- WHAT TO WORK ON -
Copy the material that follows word for word and omit its pictures.

start PROVIDED DATA

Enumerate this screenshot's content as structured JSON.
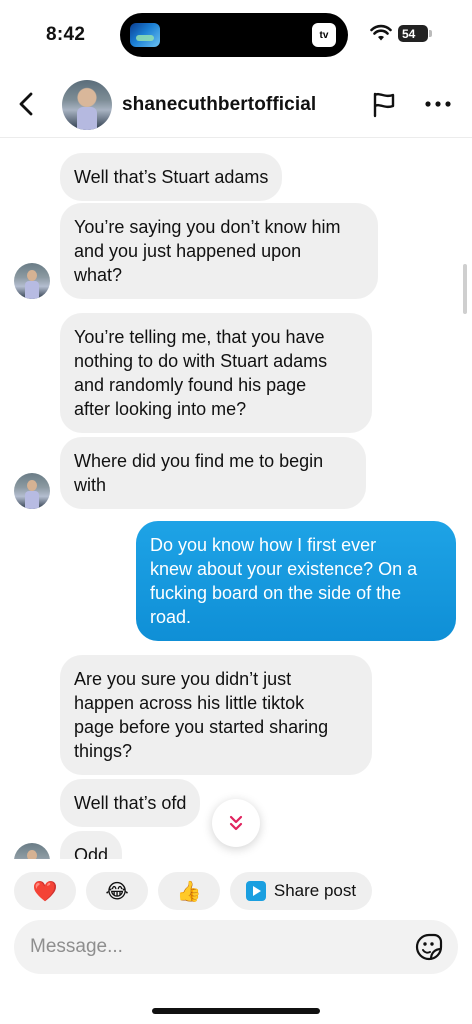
{
  "status": {
    "time": "8:42",
    "battery": "54",
    "island_tv": "tv"
  },
  "header": {
    "username": "shanecuthbertofficial"
  },
  "messages": [
    {
      "text": "Well that’s Stuart adams"
    },
    {
      "text": "You’re saying you don’t know him\nand you just happened upon\nwhat?"
    },
    {
      "text": "You’re telling me, that you have\nnothing to do with Stuart adams\nand randomly found his page\nafter looking into me?"
    },
    {
      "text": "Where did you find me to begin\nwith"
    },
    {
      "text": "Do you know how I first ever\nknew about your existence? On a\nfucking board on the side of the\nroad."
    },
    {
      "text": "Are you sure you didn’t just\nhappen across his little tiktok\npage before you started sharing\nthings?"
    },
    {
      "text": "Well that’s ofd"
    },
    {
      "text": "Odd"
    }
  ],
  "quick_replies": {
    "heart": "❤️",
    "laugh": "😂",
    "thumbs": "👍",
    "share_label": "Share post"
  },
  "composer": {
    "placeholder": "Message..."
  },
  "colors": {
    "outgoing_bubble": "#1a9fe0",
    "incoming_bubble": "#efefef"
  }
}
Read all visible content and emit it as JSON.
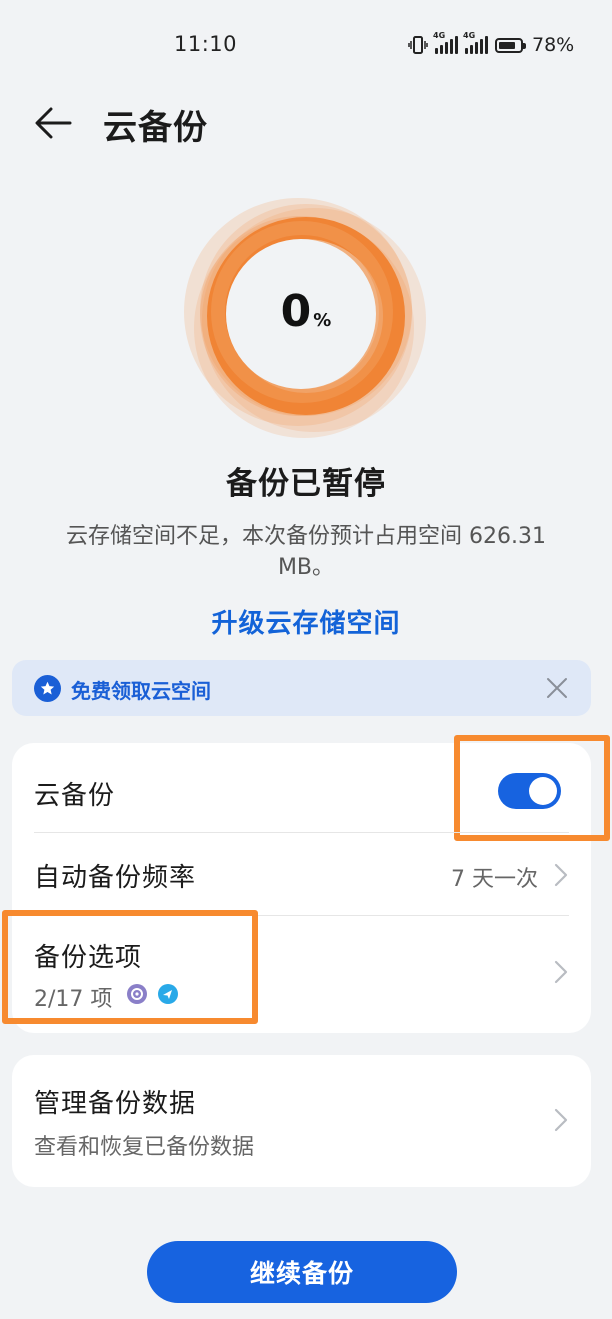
{
  "status_bar": {
    "time": "11:10",
    "network_1": "4G",
    "network_2": "4G",
    "battery_level": 0.78,
    "battery_percent": "78%"
  },
  "header": {
    "back_icon": "arrow-left-icon",
    "title": "云备份"
  },
  "progress": {
    "value": "0",
    "unit": "%",
    "ring_color": "#f28a3c"
  },
  "status": {
    "title": "备份已暂停",
    "description": "云存储空间不足，本次备份预计占用空间 626.31 MB。",
    "upgrade_link": "升级云存储空间"
  },
  "promo": {
    "icon": "star-badge-icon",
    "text": "免费领取云空间",
    "close_icon": "close-icon"
  },
  "settings": {
    "cloud_backup_label": "云备份",
    "cloud_backup_enabled": true,
    "frequency_label": "自动备份频率",
    "frequency_value": "7 天一次",
    "options_label": "备份选项",
    "options_count": "2/17 项",
    "option_app_icons": [
      "settings-gear-app-icon",
      "blue-bird-app-icon"
    ]
  },
  "manage": {
    "label": "管理备份数据",
    "sub": "查看和恢复已备份数据"
  },
  "actions": {
    "continue_label": "继续备份"
  },
  "colors": {
    "accent": "#1763e0",
    "highlight": "#f78a2f",
    "background": "#f1f3f5"
  }
}
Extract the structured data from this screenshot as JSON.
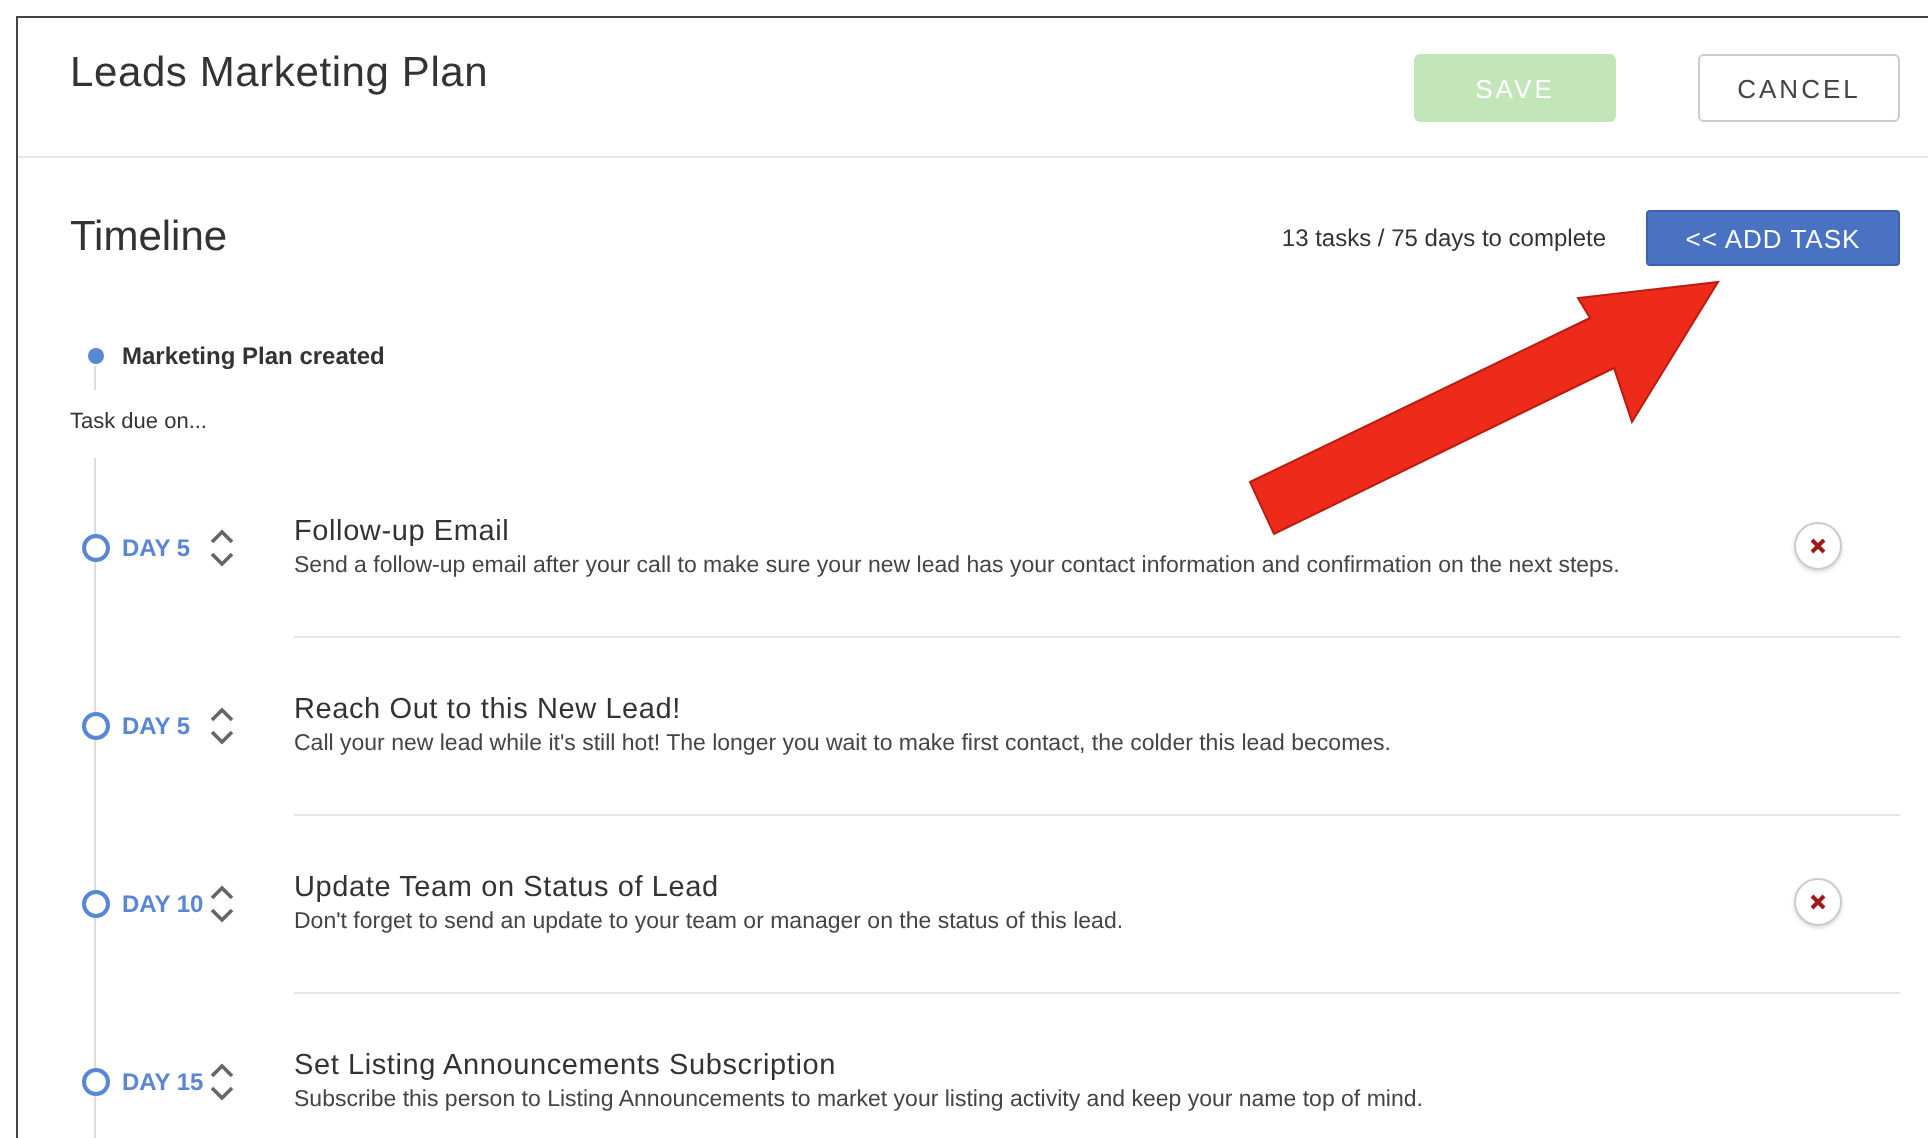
{
  "header": {
    "title": "Leads Marketing Plan",
    "buttons": [
      {
        "label": "SAVE",
        "kind": "primary",
        "disabled": true
      },
      {
        "label": "CANCEL",
        "kind": "secondary"
      }
    ]
  },
  "timeline": {
    "title": "Timeline",
    "summary": "13 tasks / 75 days to complete",
    "add_button": "<< ADD TASK",
    "start_event": "Marketing Plan created",
    "due_label": "Task due on...",
    "tasks": [
      {
        "day": "DAY 5",
        "title": "Follow-up Email",
        "description": "Send a follow-up email after your call to make sure your new lead has your contact information and confirmation on the next steps.",
        "removable": true
      },
      {
        "day": "DAY 5",
        "title": "Reach Out to this New Lead!",
        "description": "Call your new lead while it's still hot! The longer you wait to make first contact, the colder this lead becomes.",
        "removable": false
      },
      {
        "day": "DAY 10",
        "title": "Update Team on Status of Lead",
        "description": "Don't forget to send an update to your team or manager on the status of this lead.",
        "removable": true
      },
      {
        "day": "DAY 15",
        "title": "Set Listing Announcements Subscription",
        "description": "Subscribe this person to Listing Announcements to market your listing activity and keep your name top of mind.",
        "removable": false
      }
    ]
  }
}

end PROVIDED DATA

- THE REPLY -
Enumerate this screenshot's content as structured JSON.
{
  "status": {
    "time": "8:42",
    "battery": "54",
    "island_tv": "tv"
  },
  "header": {
    "username": "shanecuthbertofficial"
  },
  "messages": [
    {
      "text": "Well that’s Stuart adams"
    },
    {
      "text": "You’re saying you don’t know him\nand you just happened upon\nwhat?"
    },
    {
      "text": "You’re telling me, that you have\nnothing to do with Stuart adams\nand randomly found his page\nafter looking into me?"
    },
    {
      "text": "Where did you find me to begin\nwith"
    },
    {
      "text": "Do you know how I first ever\nknew about your existence? On a\nfucking board on the side of the\nroad."
    },
    {
      "text": "Are you sure you didn’t just\nhappen across his little tiktok\npage before you started sharing\nthings?"
    },
    {
      "text": "Well that’s ofd"
    },
    {
      "text": "Odd"
    }
  ],
  "quick_replies": {
    "heart": "❤️",
    "laugh": "😂",
    "thumbs": "👍",
    "share_label": "Share post"
  },
  "composer": {
    "placeholder": "Message..."
  },
  "colors": {
    "outgoing_bubble": "#1a9fe0",
    "incoming_bubble": "#efefef"
  }
}
Read all visible content and emit it as JSON.
{
  "status_bar": {
    "time": "11:10",
    "network_1": "4G",
    "network_2": "4G",
    "battery_level": 0.78,
    "battery_percent": "78%"
  },
  "header": {
    "back_icon": "arrow-left-icon",
    "title": "云备份"
  },
  "progress": {
    "value": "0",
    "unit": "%",
    "ring_color": "#f28a3c"
  },
  "status": {
    "title": "备份已暂停",
    "description": "云存储空间不足，本次备份预计占用空间 626.31 MB。",
    "upgrade_link": "升级云存储空间"
  },
  "promo": {
    "icon": "star-badge-icon",
    "text": "免费领取云空间",
    "close_icon": "close-icon"
  },
  "settings": {
    "cloud_backup_label": "云备份",
    "cloud_backup_enabled": true,
    "frequency_label": "自动备份频率",
    "frequency_value": "7 天一次",
    "options_label": "备份选项",
    "options_count": "2/17 项",
    "option_app_icons": [
      "settings-gear-app-icon",
      "blue-bird-app-icon"
    ]
  },
  "manage": {
    "label": "管理备份数据",
    "sub": "查看和恢复已备份数据"
  },
  "actions": {
    "continue_label": "继续备份"
  },
  "colors": {
    "accent": "#1763e0",
    "highlight": "#f78a2f",
    "background": "#f1f3f5"
  }
}
Extract the structured data from this screenshot as JSON.
{
  "header": {
    "title": "Leads Marketing Plan",
    "buttons": [
      {
        "label": "SAVE",
        "kind": "primary",
        "disabled": true
      },
      {
        "label": "CANCEL",
        "kind": "secondary"
      }
    ]
  },
  "timeline": {
    "title": "Timeline",
    "summary": "13 tasks / 75 days to complete",
    "add_button": "<< ADD TASK",
    "start_event": "Marketing Plan created",
    "due_label": "Task due on...",
    "tasks": [
      {
        "day": "DAY 5",
        "title": "Follow-up Email",
        "description": "Send a follow-up email after your call to make sure your new lead has your contact information and confirmation on the next steps.",
        "removable": true
      },
      {
        "day": "DAY 5",
        "title": "Reach Out to this New Lead!",
        "description": "Call your new lead while it's still hot! The longer you wait to make first contact, the colder this lead becomes.",
        "removable": false
      },
      {
        "day": "DAY 10",
        "title": "Update Team on Status of Lead",
        "description": "Don't forget to send an update to your team or manager on the status of this lead.",
        "removable": true
      },
      {
        "day": "DAY 15",
        "title": "Set Listing Announcements Subscription",
        "description": "Subscribe this person to Listing Announcements to market your listing activity and keep your name top of mind.",
        "removable": false
      }
    ]
  }
}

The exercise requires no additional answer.